> [PROBLEM DETAILS]: Do not carry the pictures over; copy every other part of the entries exactly.

--- START ---

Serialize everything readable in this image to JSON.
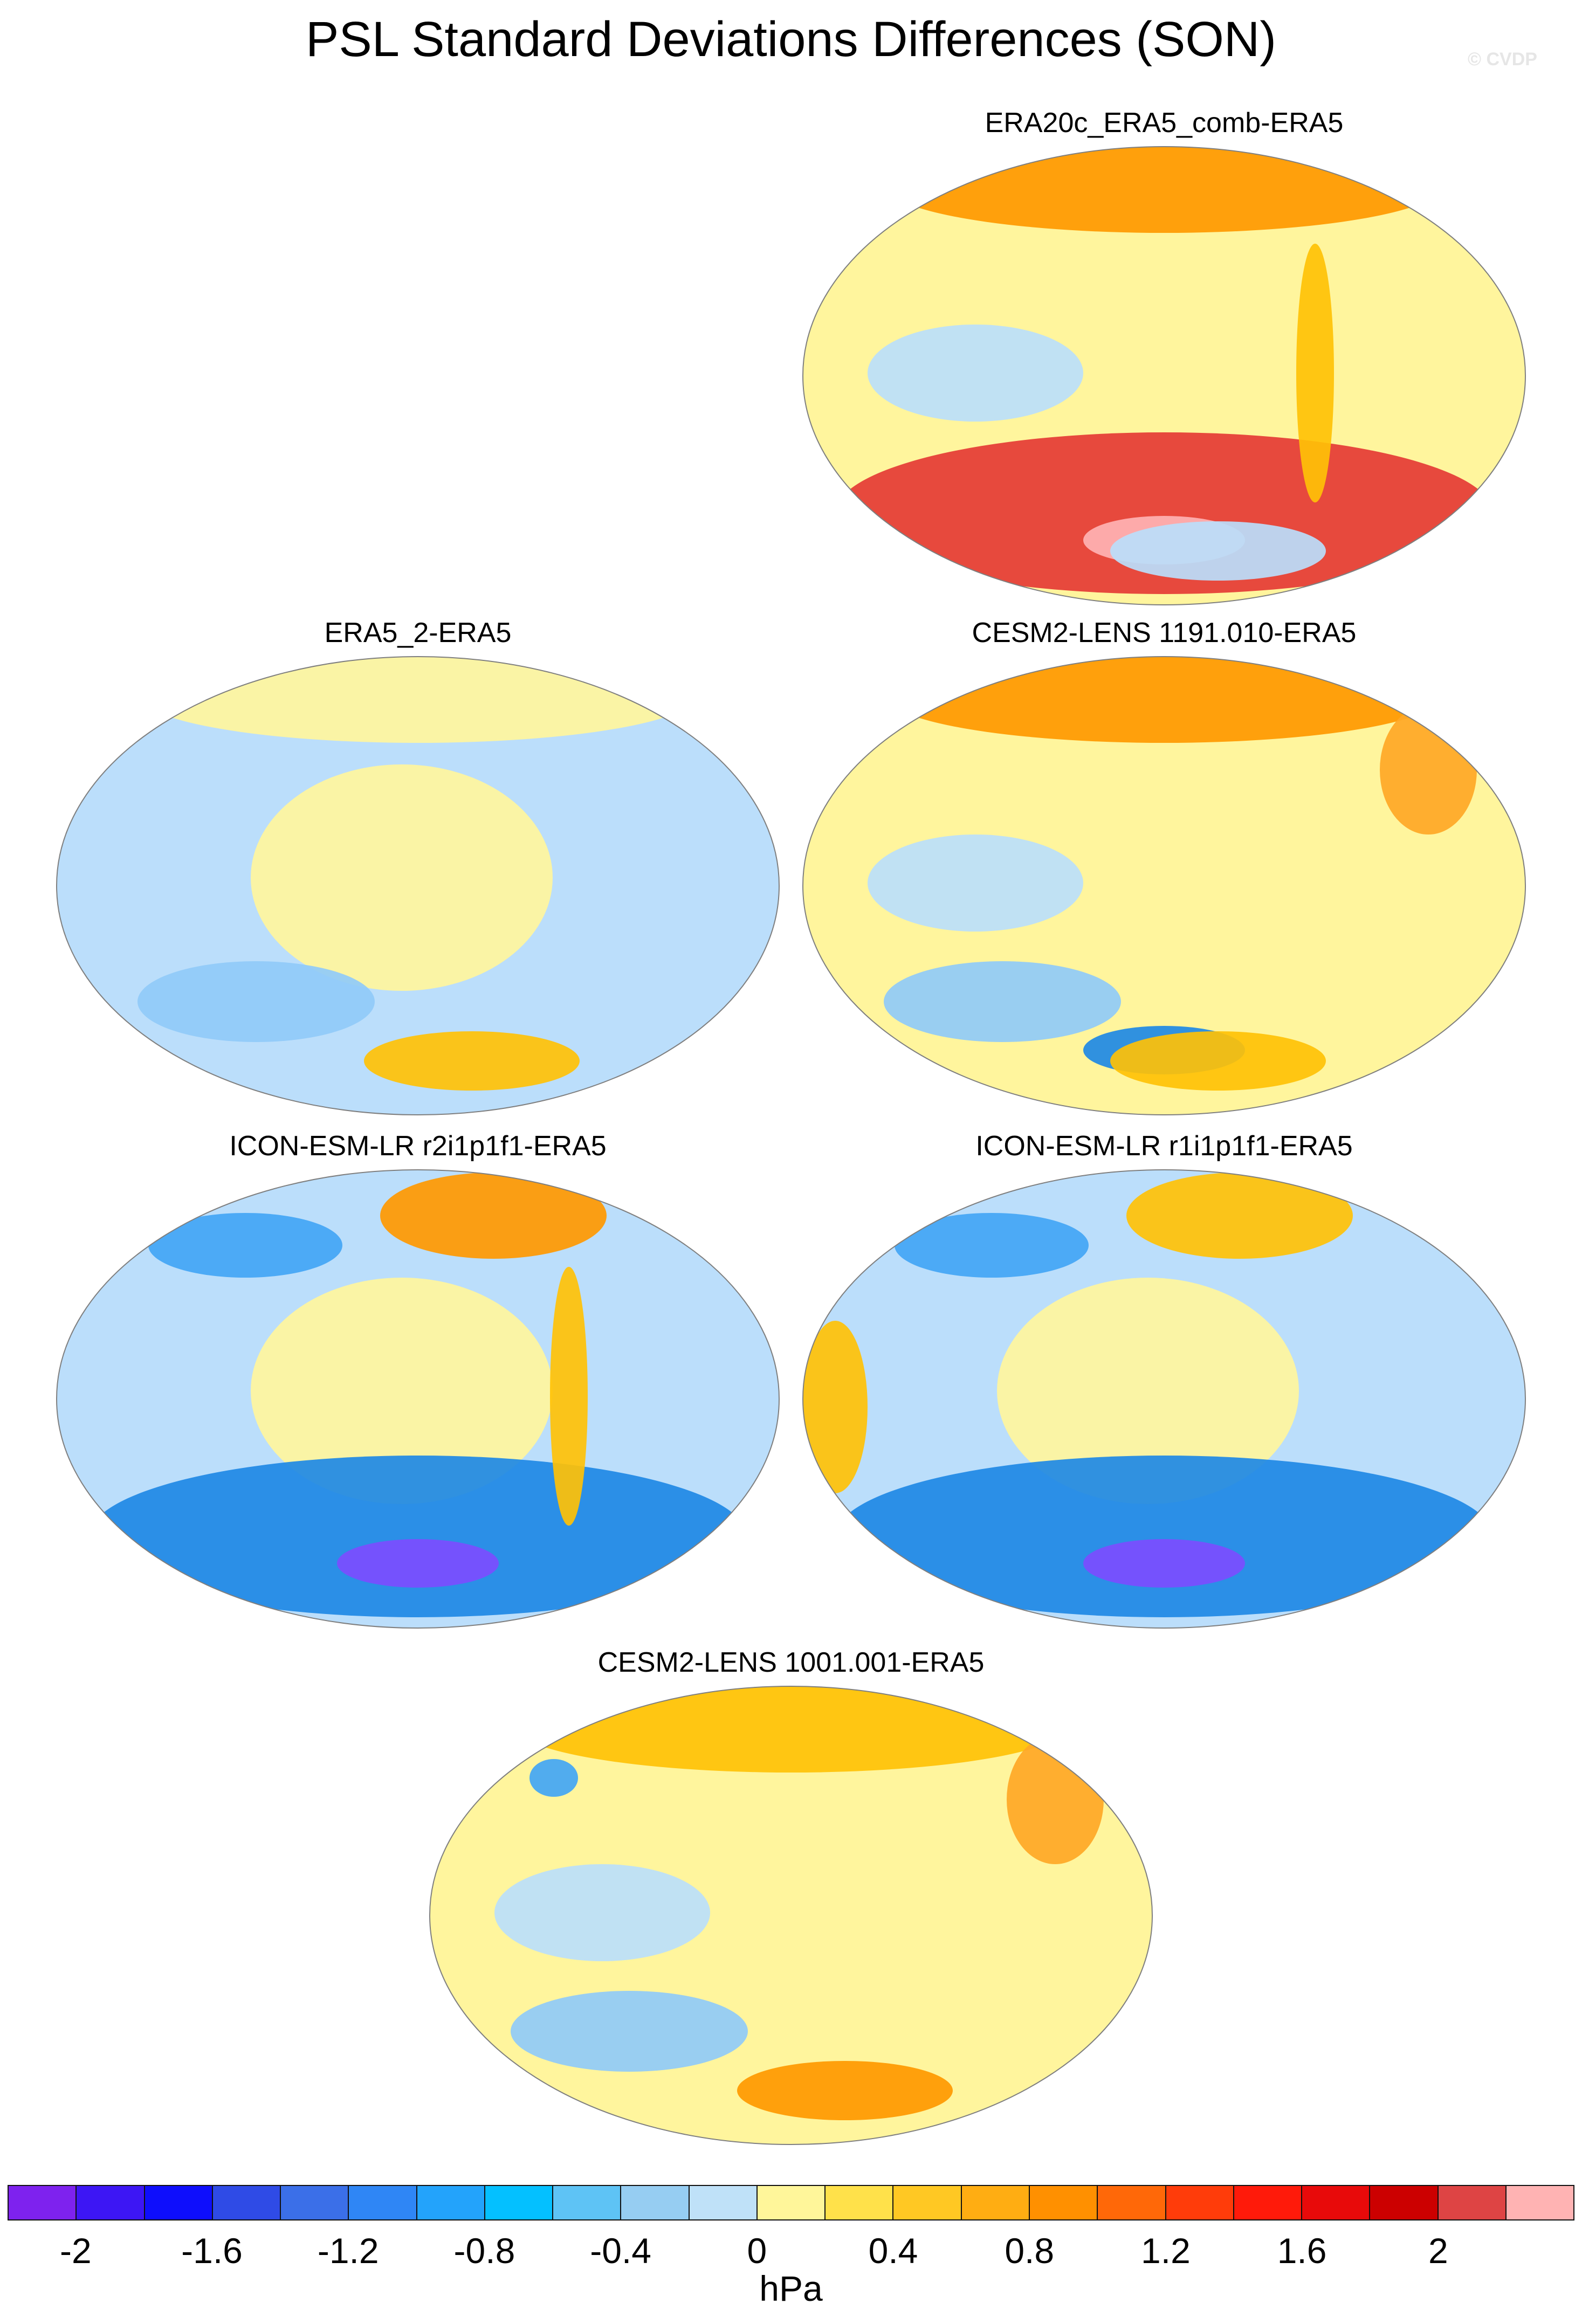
{
  "title": "PSL Standard Deviations Differences (SON)",
  "watermark": "© CVDP",
  "panels": [
    {
      "title": "ERA20c_ERA5_comb-ERA5",
      "base_fill": "#fff59d",
      "blobs": [
        {
          "color": "#ff9800",
          "shape": "north-band"
        },
        {
          "color": "#e53935",
          "shape": "south-band"
        },
        {
          "color": "#ffb3b3",
          "shape": "south-core"
        },
        {
          "color": "#bbdefb",
          "shape": "equator-west"
        },
        {
          "color": "#bbdefb",
          "shape": "south-atlantic"
        },
        {
          "color": "#ffc107",
          "shape": "andes"
        }
      ]
    },
    {
      "title": "ERA5_2-ERA5",
      "base_fill": "#bbdefb",
      "blobs": [
        {
          "color": "#fff59d",
          "shape": "pacific-core"
        },
        {
          "color": "#fff59d",
          "shape": "north-band"
        },
        {
          "color": "#ffc107",
          "shape": "south-atlantic"
        },
        {
          "color": "#90caf9",
          "shape": "south-west"
        }
      ]
    },
    {
      "title": "CESM2-LENS 1191.010-ERA5",
      "base_fill": "#fff59d",
      "blobs": [
        {
          "color": "#ff9800",
          "shape": "north-band"
        },
        {
          "color": "#ffa726",
          "shape": "east-high"
        },
        {
          "color": "#90caf9",
          "shape": "south-west"
        },
        {
          "color": "#1e88e5",
          "shape": "south-core"
        },
        {
          "color": "#bbdefb",
          "shape": "equator-west"
        },
        {
          "color": "#ffc107",
          "shape": "south-atlantic"
        }
      ]
    },
    {
      "title": "ICON-ESM-LR r2i1p1f1-ERA5",
      "base_fill": "#bbdefb",
      "blobs": [
        {
          "color": "#fff59d",
          "shape": "pacific-core"
        },
        {
          "color": "#1e88e5",
          "shape": "south-band"
        },
        {
          "color": "#7c4dff",
          "shape": "south-core"
        },
        {
          "color": "#42a5f5",
          "shape": "north-west"
        },
        {
          "color": "#ff9800",
          "shape": "north-center"
        },
        {
          "color": "#ffc107",
          "shape": "andes"
        }
      ]
    },
    {
      "title": "ICON-ESM-LR r1i1p1f1-ERA5",
      "base_fill": "#bbdefb",
      "blobs": [
        {
          "color": "#fff59d",
          "shape": "pacific-core"
        },
        {
          "color": "#1e88e5",
          "shape": "south-band"
        },
        {
          "color": "#7c4dff",
          "shape": "south-core"
        },
        {
          "color": "#42a5f5",
          "shape": "north-west"
        },
        {
          "color": "#ffc107",
          "shape": "north-center"
        },
        {
          "color": "#ffc107",
          "shape": "west-africa"
        }
      ]
    },
    {
      "title": "CESM2-LENS 1001.001-ERA5",
      "base_fill": "#fff59d",
      "blobs": [
        {
          "color": "#ffc107",
          "shape": "north-band"
        },
        {
          "color": "#bbdefb",
          "shape": "equator-west"
        },
        {
          "color": "#90caf9",
          "shape": "south-west"
        },
        {
          "color": "#ff9800",
          "shape": "south-atlantic"
        },
        {
          "color": "#42a5f5",
          "shape": "asia-dot"
        },
        {
          "color": "#ffa726",
          "shape": "east-high"
        }
      ]
    }
  ],
  "colorbar": {
    "colors": [
      "#7e22ee",
      "#3d16f4",
      "#0e0efc",
      "#2f4be6",
      "#3b6fe8",
      "#2f86f5",
      "#23a3fb",
      "#04c0ff",
      "#5ec3f5",
      "#96cdf2",
      "#bfe1f8",
      "#fff69a",
      "#ffe14a",
      "#ffc823",
      "#ffad12",
      "#ff9000",
      "#ff6808",
      "#ff3c0a",
      "#ff1a0a",
      "#e80a0a",
      "#cc0000",
      "#de4444",
      "#ffb3b3"
    ],
    "tick_labels": [
      "-2",
      "-1.6",
      "-1.2",
      "-0.8",
      "-0.4",
      "0",
      "0.4",
      "0.8",
      "1.2",
      "1.6",
      "2"
    ],
    "units": "hPa"
  }
}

--- END ---

> [EXERCISE RESPONSE]:
Serialize everything readable in this image to JSON.
{
  "title": "PSL Standard Deviations Differences (SON)",
  "watermark": "© CVDP",
  "panels": [
    {
      "title": "ERA20c_ERA5_comb-ERA5",
      "base_fill": "#fff59d",
      "blobs": [
        {
          "color": "#ff9800",
          "shape": "north-band"
        },
        {
          "color": "#e53935",
          "shape": "south-band"
        },
        {
          "color": "#ffb3b3",
          "shape": "south-core"
        },
        {
          "color": "#bbdefb",
          "shape": "equator-west"
        },
        {
          "color": "#bbdefb",
          "shape": "south-atlantic"
        },
        {
          "color": "#ffc107",
          "shape": "andes"
        }
      ]
    },
    {
      "title": "ERA5_2-ERA5",
      "base_fill": "#bbdefb",
      "blobs": [
        {
          "color": "#fff59d",
          "shape": "pacific-core"
        },
        {
          "color": "#fff59d",
          "shape": "north-band"
        },
        {
          "color": "#ffc107",
          "shape": "south-atlantic"
        },
        {
          "color": "#90caf9",
          "shape": "south-west"
        }
      ]
    },
    {
      "title": "CESM2-LENS 1191.010-ERA5",
      "base_fill": "#fff59d",
      "blobs": [
        {
          "color": "#ff9800",
          "shape": "north-band"
        },
        {
          "color": "#ffa726",
          "shape": "east-high"
        },
        {
          "color": "#90caf9",
          "shape": "south-west"
        },
        {
          "color": "#1e88e5",
          "shape": "south-core"
        },
        {
          "color": "#bbdefb",
          "shape": "equator-west"
        },
        {
          "color": "#ffc107",
          "shape": "south-atlantic"
        }
      ]
    },
    {
      "title": "ICON-ESM-LR r2i1p1f1-ERA5",
      "base_fill": "#bbdefb",
      "blobs": [
        {
          "color": "#fff59d",
          "shape": "pacific-core"
        },
        {
          "color": "#1e88e5",
          "shape": "south-band"
        },
        {
          "color": "#7c4dff",
          "shape": "south-core"
        },
        {
          "color": "#42a5f5",
          "shape": "north-west"
        },
        {
          "color": "#ff9800",
          "shape": "north-center"
        },
        {
          "color": "#ffc107",
          "shape": "andes"
        }
      ]
    },
    {
      "title": "ICON-ESM-LR r1i1p1f1-ERA5",
      "base_fill": "#bbdefb",
      "blobs": [
        {
          "color": "#fff59d",
          "shape": "pacific-core"
        },
        {
          "color": "#1e88e5",
          "shape": "south-band"
        },
        {
          "color": "#7c4dff",
          "shape": "south-core"
        },
        {
          "color": "#42a5f5",
          "shape": "north-west"
        },
        {
          "color": "#ffc107",
          "shape": "north-center"
        },
        {
          "color": "#ffc107",
          "shape": "west-africa"
        }
      ]
    },
    {
      "title": "CESM2-LENS 1001.001-ERA5",
      "base_fill": "#fff59d",
      "blobs": [
        {
          "color": "#ffc107",
          "shape": "north-band"
        },
        {
          "color": "#bbdefb",
          "shape": "equator-west"
        },
        {
          "color": "#90caf9",
          "shape": "south-west"
        },
        {
          "color": "#ff9800",
          "shape": "south-atlantic"
        },
        {
          "color": "#42a5f5",
          "shape": "asia-dot"
        },
        {
          "color": "#ffa726",
          "shape": "east-high"
        }
      ]
    }
  ],
  "colorbar": {
    "colors": [
      "#7e22ee",
      "#3d16f4",
      "#0e0efc",
      "#2f4be6",
      "#3b6fe8",
      "#2f86f5",
      "#23a3fb",
      "#04c0ff",
      "#5ec3f5",
      "#96cdf2",
      "#bfe1f8",
      "#fff69a",
      "#ffe14a",
      "#ffc823",
      "#ffad12",
      "#ff9000",
      "#ff6808",
      "#ff3c0a",
      "#ff1a0a",
      "#e80a0a",
      "#cc0000",
      "#de4444",
      "#ffb3b3"
    ],
    "tick_labels": [
      "-2",
      "-1.6",
      "-1.2",
      "-0.8",
      "-0.4",
      "0",
      "0.4",
      "0.8",
      "1.2",
      "1.6",
      "2"
    ],
    "units": "hPa"
  }
}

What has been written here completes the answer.